Written exercise: Copy each line exactly. Drop every picture.

##### Given data

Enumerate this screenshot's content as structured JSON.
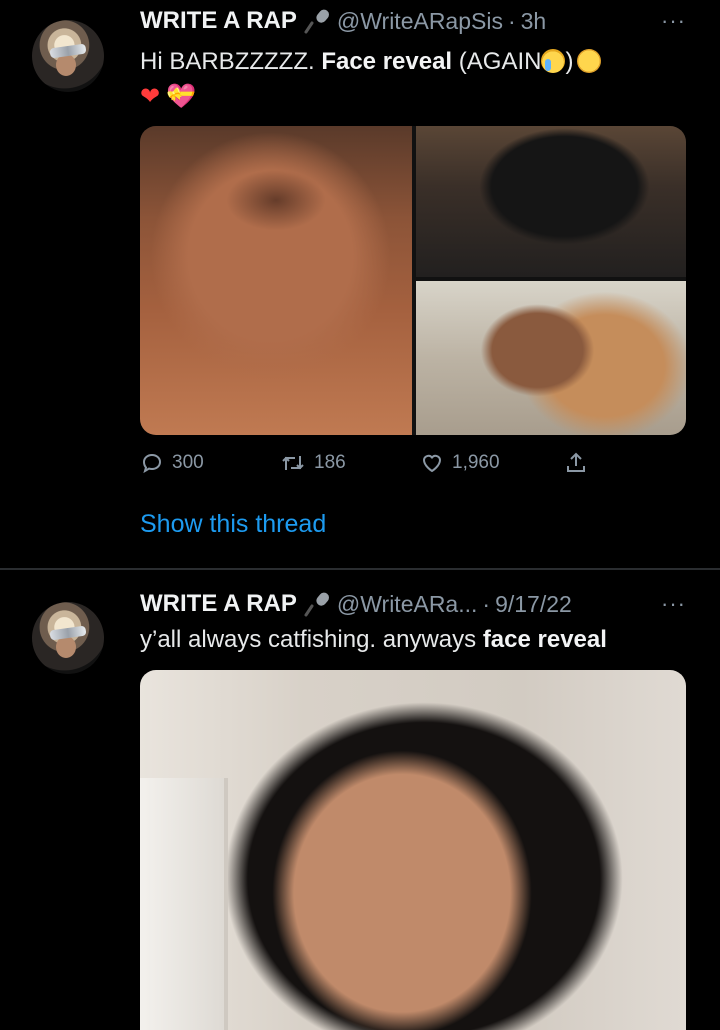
{
  "tweets": [
    {
      "display_name": "WRITE A RAP",
      "handle": "@WriteARapSis",
      "time": "3h",
      "text_plain": "Hi BARBZZZZZ. ",
      "text_bold": "Face reveal",
      "text_tail": " (AGAIN",
      "text_close": ")",
      "more": "···",
      "stats": {
        "replies": "300",
        "retweets": "186",
        "likes": "1,960"
      },
      "thread_link": "Show this thread"
    },
    {
      "display_name": "WRITE A RAP",
      "handle": "@WriteARa...",
      "time": "9/17/22",
      "text_plain": "y’all always catfishing.  anyways ",
      "text_bold": "face reveal",
      "more": "···"
    }
  ],
  "icons": {
    "microphone": "microphone-icon",
    "crying": "loudly-crying-face-emoji",
    "laughing": "rolling-on-floor-laughing-emoji",
    "red_heart": "red-heart-emoji",
    "pink_heart": "heart-with-ribbon-emoji",
    "reply": "reply-icon",
    "retweet": "retweet-icon",
    "like": "like-icon",
    "share": "share-icon"
  },
  "colors": {
    "background": "#000000",
    "link": "#1d9bf0",
    "muted": "#8b98a5"
  }
}
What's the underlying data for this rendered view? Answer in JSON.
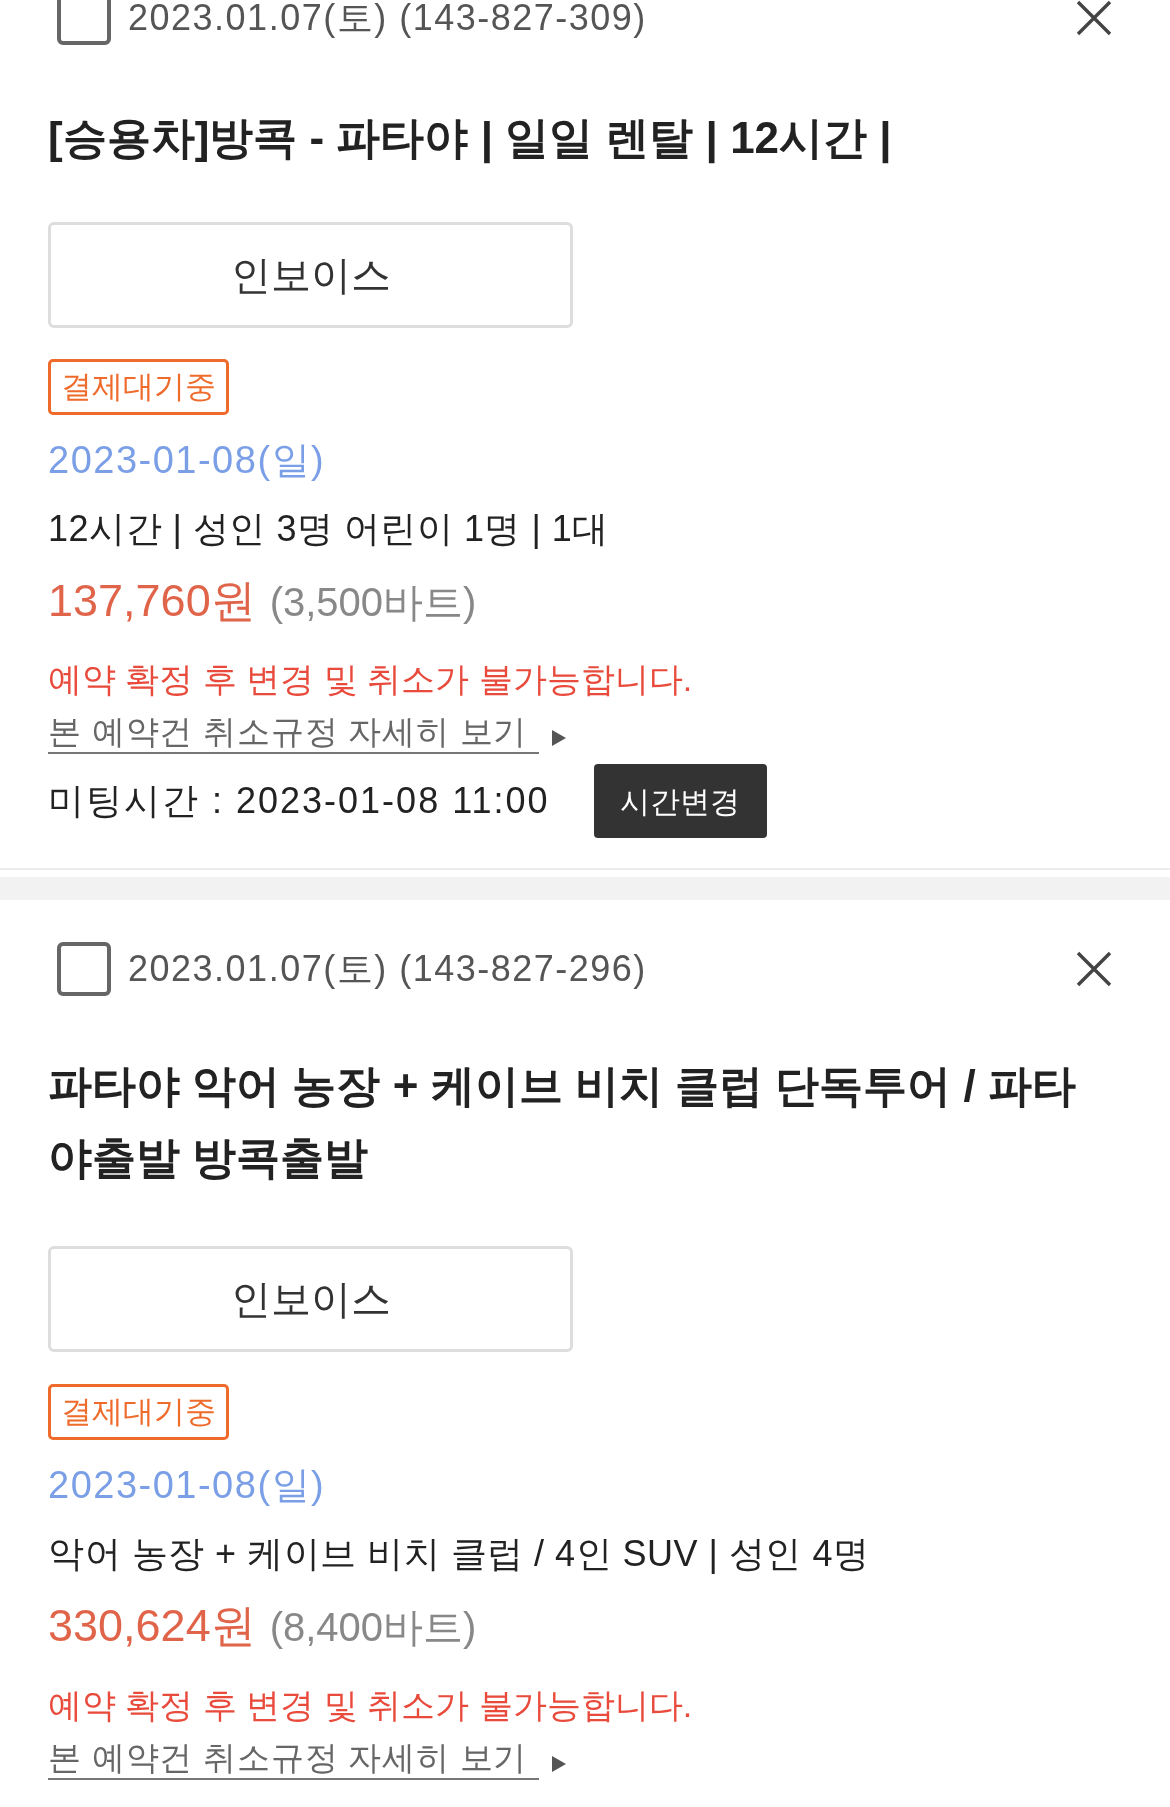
{
  "bookings": [
    {
      "checked": false,
      "header": "2023.01.07(토) (143-827-309)",
      "title": "[승용차]방콕 - 파타야 | 일일 렌탈 | 12시간 |",
      "invoice_button": "인보이스",
      "status_badge": "결제대기중",
      "date": "2023-01-08(일)",
      "details": "12시간 | 성인 3명 어린이 1명 | 1대",
      "price": "137,760원",
      "price_baht": "(3,500바트)",
      "notice": "예약 확정 후 변경 및 취소가 불가능합니다.",
      "policy_link": "본 예약건 취소규정 자세히 보기",
      "meeting": {
        "label": "미팅시간 : 2023-01-08 11:00",
        "button": "시간변경"
      }
    },
    {
      "checked": false,
      "header": "2023.01.07(토) (143-827-296)",
      "title": "파타야 악어 농장 + 케이브 비치 클럽 단독투어 / 파타야출발 방콕출발",
      "invoice_button": "인보이스",
      "status_badge": "결제대기중",
      "date": "2023-01-08(일)",
      "details": "악어 농장 + 케이브 비치 클럽 / 4인 SUV | 성인 4명",
      "price": "330,624원",
      "price_baht": "(8,400바트)",
      "notice": "예약 확정 후 변경 및 취소가 불가능합니다.",
      "policy_link": "본 예약건 취소규정 자세히 보기"
    }
  ]
}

##########

Task response:
Enumerate this screenshot's content as structured JSON.
{
  "tweets": [
    {
      "display_name": "WRITE A RAP",
      "handle": "@WriteARapSis",
      "time": "3h",
      "text_plain": "Hi BARBZZZZZ. ",
      "text_bold": "Face reveal",
      "text_tail": " (AGAIN",
      "text_close": ")",
      "more": "···",
      "stats": {
        "replies": "300",
        "retweets": "186",
        "likes": "1,960"
      },
      "thread_link": "Show this thread"
    },
    {
      "display_name": "WRITE A RAP",
      "handle": "@WriteARa...",
      "time": "9/17/22",
      "text_plain": "y’all always catfishing.  anyways ",
      "text_bold": "face reveal",
      "more": "···"
    }
  ],
  "icons": {
    "microphone": "microphone-icon",
    "crying": "loudly-crying-face-emoji",
    "laughing": "rolling-on-floor-laughing-emoji",
    "red_heart": "red-heart-emoji",
    "pink_heart": "heart-with-ribbon-emoji",
    "reply": "reply-icon",
    "retweet": "retweet-icon",
    "like": "like-icon",
    "share": "share-icon"
  },
  "colors": {
    "background": "#000000",
    "link": "#1d9bf0",
    "muted": "#8b98a5"
  }
}
What's the underlying data for this rendered view? Answer in JSON.
{
  "bookings": [
    {
      "checked": false,
      "header": "2023.01.07(토) (143-827-309)",
      "title": "[승용차]방콕 - 파타야 | 일일 렌탈 | 12시간 |",
      "invoice_button": "인보이스",
      "status_badge": "결제대기중",
      "date": "2023-01-08(일)",
      "details": "12시간 | 성인 3명 어린이 1명 | 1대",
      "price": "137,760원",
      "price_baht": "(3,500바트)",
      "notice": "예약 확정 후 변경 및 취소가 불가능합니다.",
      "policy_link": "본 예약건 취소규정 자세히 보기",
      "meeting": {
        "label": "미팅시간 : 2023-01-08 11:00",
        "button": "시간변경"
      }
    },
    {
      "checked": false,
      "header": "2023.01.07(토) (143-827-296)",
      "title": "파타야 악어 농장 + 케이브 비치 클럽 단독투어 / 파타야출발 방콕출발",
      "invoice_button": "인보이스",
      "status_badge": "결제대기중",
      "date": "2023-01-08(일)",
      "details": "악어 농장 + 케이브 비치 클럽 / 4인 SUV | 성인 4명",
      "price": "330,624원",
      "price_baht": "(8,400바트)",
      "notice": "예약 확정 후 변경 및 취소가 불가능합니다.",
      "policy_link": "본 예약건 취소규정 자세히 보기"
    }
  ]
}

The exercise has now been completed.